Work required -
In the listing that follows, how many lines contain "situation"? Give the number only.

Raw data -
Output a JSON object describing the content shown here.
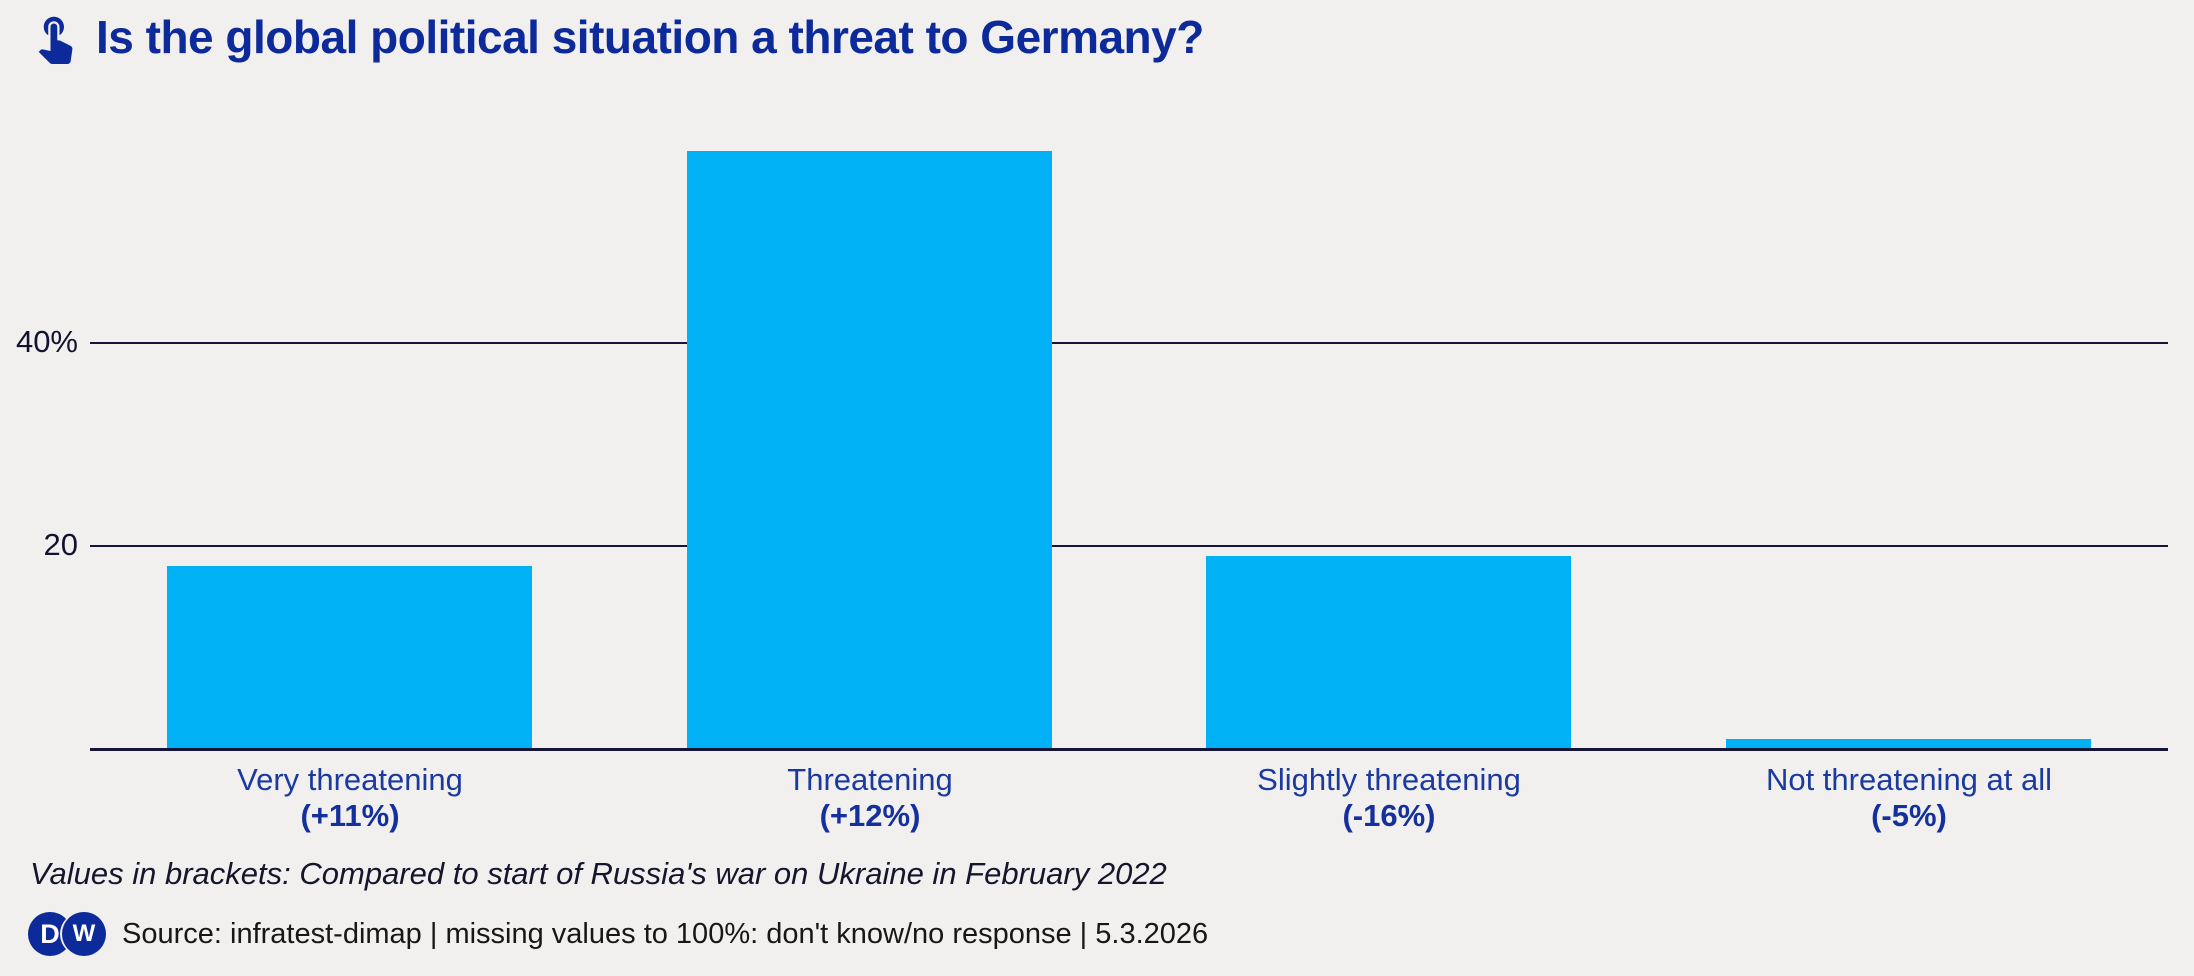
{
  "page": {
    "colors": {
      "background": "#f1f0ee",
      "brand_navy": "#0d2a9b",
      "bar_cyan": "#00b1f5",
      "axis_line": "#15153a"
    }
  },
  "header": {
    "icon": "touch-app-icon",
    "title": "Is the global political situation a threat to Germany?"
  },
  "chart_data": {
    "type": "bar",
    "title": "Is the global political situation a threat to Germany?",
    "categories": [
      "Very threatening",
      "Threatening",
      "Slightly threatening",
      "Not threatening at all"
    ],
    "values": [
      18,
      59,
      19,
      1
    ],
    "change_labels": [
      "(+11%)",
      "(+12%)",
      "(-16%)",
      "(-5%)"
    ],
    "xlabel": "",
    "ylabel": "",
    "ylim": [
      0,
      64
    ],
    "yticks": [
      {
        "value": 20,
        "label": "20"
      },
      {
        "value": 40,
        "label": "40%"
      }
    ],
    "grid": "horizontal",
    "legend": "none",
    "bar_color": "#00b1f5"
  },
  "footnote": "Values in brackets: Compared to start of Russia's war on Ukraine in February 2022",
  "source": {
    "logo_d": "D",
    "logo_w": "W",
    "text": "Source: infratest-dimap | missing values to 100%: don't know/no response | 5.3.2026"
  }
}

* * *

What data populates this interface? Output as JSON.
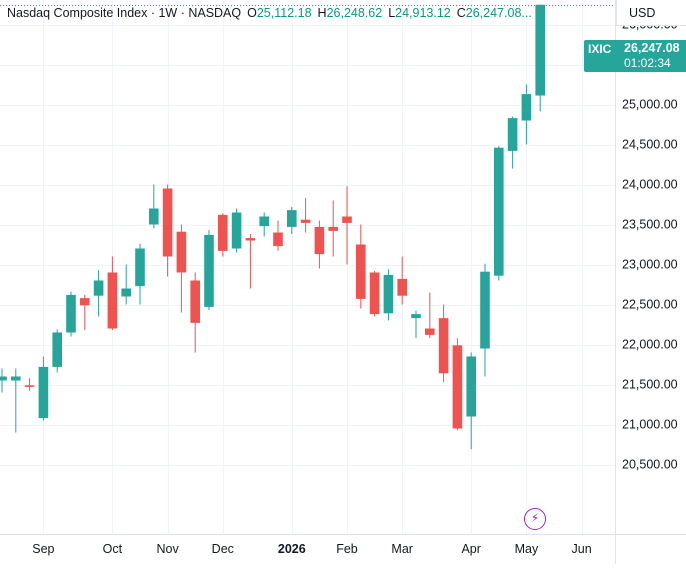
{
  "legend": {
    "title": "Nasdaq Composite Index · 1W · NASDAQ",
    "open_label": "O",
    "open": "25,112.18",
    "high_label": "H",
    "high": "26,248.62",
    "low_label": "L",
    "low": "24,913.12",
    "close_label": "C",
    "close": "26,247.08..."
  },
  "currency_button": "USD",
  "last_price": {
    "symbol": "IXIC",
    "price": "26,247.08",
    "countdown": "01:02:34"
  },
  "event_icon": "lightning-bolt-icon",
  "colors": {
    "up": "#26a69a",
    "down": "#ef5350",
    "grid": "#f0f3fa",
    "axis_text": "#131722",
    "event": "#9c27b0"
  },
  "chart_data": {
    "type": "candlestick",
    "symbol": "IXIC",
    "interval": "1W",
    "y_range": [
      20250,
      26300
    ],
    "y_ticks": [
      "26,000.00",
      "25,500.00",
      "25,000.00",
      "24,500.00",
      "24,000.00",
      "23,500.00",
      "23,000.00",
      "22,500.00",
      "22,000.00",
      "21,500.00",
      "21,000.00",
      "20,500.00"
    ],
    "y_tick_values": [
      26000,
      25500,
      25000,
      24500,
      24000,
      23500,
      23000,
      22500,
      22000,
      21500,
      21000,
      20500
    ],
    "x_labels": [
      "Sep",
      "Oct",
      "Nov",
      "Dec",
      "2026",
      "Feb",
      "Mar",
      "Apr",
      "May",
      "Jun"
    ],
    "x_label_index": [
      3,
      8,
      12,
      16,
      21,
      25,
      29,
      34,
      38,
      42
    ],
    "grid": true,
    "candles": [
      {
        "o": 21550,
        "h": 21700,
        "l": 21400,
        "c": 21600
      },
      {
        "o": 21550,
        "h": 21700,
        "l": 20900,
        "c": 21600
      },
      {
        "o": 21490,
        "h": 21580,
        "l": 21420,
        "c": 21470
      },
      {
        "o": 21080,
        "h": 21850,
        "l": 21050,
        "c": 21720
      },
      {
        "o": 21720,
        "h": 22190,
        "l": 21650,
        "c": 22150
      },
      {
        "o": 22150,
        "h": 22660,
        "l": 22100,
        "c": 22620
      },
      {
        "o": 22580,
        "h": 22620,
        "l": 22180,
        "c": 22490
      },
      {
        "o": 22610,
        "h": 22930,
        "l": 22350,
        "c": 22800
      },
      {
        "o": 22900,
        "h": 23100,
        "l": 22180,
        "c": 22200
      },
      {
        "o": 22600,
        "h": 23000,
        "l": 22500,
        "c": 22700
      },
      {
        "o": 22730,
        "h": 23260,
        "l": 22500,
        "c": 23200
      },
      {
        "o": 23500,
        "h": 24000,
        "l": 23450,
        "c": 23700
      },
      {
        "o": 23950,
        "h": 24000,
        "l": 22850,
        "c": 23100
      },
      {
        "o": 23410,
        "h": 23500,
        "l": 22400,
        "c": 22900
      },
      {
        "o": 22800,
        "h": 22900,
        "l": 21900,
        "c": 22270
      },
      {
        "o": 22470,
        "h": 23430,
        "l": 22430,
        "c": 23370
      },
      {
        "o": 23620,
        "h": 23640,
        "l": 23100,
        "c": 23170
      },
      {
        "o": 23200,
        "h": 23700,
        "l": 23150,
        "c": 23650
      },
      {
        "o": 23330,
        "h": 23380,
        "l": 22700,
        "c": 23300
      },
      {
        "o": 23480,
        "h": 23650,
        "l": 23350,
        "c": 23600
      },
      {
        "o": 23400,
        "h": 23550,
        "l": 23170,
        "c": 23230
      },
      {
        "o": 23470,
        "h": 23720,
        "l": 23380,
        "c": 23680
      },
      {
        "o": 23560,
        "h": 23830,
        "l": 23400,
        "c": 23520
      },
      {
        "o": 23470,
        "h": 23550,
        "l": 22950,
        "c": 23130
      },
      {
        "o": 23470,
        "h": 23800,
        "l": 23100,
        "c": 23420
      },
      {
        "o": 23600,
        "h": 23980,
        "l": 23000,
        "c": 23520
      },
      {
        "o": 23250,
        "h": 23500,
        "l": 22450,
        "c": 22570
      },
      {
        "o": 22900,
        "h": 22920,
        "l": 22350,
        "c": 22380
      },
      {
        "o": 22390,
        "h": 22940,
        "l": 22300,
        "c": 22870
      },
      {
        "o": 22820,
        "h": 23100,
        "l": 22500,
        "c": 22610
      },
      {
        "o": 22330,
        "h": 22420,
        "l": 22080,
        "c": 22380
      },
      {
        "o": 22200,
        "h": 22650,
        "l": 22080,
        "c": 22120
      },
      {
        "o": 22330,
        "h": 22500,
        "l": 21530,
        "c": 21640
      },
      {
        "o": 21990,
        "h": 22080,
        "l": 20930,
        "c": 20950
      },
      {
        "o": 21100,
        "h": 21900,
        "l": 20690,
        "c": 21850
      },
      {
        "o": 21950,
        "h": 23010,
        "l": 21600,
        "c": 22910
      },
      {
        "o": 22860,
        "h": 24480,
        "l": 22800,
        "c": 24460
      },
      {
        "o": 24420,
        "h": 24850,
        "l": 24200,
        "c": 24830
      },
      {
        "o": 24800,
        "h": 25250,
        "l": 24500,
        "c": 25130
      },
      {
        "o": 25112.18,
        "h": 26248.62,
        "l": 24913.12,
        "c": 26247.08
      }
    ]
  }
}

* * *

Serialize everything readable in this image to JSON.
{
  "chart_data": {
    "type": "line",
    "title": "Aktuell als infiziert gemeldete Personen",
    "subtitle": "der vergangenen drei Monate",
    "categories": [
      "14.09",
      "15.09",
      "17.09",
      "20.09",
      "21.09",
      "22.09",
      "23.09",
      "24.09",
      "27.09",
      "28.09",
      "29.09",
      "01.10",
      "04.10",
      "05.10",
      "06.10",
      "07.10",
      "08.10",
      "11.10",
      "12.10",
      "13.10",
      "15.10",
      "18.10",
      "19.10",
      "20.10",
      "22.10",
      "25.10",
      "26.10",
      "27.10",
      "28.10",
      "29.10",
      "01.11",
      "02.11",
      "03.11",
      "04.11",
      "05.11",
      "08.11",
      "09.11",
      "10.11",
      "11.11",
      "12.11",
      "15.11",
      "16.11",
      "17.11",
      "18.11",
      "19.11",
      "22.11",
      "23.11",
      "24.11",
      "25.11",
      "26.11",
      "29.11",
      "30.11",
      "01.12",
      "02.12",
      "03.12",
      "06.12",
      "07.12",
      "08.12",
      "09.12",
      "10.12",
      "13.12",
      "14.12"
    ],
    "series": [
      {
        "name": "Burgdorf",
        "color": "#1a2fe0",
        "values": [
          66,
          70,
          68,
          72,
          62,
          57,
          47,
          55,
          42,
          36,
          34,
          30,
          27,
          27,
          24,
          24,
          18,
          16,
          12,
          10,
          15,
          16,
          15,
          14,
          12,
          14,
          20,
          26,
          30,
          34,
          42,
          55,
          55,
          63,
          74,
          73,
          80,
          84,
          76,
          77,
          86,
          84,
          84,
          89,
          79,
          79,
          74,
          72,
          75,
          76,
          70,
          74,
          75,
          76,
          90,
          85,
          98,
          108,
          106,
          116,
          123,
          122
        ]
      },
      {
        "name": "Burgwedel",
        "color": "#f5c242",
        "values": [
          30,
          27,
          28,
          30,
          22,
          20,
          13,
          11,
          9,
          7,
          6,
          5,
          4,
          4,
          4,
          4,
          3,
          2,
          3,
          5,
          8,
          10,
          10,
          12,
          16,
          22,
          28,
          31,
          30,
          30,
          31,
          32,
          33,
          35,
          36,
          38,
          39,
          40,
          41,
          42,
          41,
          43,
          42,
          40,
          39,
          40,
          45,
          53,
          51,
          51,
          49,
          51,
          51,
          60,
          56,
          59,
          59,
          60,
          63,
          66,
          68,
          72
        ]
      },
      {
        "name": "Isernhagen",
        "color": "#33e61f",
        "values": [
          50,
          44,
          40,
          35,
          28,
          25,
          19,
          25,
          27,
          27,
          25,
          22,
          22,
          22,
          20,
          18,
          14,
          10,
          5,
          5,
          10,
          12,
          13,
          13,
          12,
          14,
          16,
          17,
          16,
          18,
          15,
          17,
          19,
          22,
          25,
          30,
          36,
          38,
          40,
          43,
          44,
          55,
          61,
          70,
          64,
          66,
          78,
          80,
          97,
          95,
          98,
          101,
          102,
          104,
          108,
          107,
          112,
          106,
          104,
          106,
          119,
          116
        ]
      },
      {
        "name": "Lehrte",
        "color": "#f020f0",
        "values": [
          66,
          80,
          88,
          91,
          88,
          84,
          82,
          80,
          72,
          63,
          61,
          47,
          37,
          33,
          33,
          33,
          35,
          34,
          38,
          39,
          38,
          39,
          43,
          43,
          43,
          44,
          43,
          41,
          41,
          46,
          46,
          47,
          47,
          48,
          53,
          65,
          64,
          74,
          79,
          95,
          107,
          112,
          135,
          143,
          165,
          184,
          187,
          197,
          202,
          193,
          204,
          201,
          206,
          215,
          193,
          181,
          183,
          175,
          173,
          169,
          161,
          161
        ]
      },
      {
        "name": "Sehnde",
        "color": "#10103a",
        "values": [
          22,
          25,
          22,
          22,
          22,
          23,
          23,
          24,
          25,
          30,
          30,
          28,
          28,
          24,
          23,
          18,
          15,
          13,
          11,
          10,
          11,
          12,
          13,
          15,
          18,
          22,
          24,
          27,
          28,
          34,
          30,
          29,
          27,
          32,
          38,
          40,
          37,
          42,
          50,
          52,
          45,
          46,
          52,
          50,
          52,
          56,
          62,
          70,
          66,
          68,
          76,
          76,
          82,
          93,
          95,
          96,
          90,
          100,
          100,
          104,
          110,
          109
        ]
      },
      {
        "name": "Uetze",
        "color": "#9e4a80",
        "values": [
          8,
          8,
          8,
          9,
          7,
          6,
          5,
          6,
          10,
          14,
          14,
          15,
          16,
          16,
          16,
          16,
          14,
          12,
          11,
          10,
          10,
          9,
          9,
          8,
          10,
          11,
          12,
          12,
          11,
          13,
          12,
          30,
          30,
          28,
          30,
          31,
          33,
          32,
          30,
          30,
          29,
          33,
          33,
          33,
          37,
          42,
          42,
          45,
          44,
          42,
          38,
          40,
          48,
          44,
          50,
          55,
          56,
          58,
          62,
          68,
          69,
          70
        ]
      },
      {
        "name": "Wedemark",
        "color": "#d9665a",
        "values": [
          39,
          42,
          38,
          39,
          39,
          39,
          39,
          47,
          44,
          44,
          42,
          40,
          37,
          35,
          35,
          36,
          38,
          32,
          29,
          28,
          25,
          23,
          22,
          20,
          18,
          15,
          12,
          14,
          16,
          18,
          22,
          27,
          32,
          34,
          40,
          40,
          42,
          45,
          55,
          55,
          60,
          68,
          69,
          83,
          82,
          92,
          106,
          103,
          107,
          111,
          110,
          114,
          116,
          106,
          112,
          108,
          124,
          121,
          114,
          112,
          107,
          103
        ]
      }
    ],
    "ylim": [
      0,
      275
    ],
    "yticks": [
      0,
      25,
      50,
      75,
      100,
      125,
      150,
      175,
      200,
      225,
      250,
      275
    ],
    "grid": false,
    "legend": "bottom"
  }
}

Answer to this exercise -
2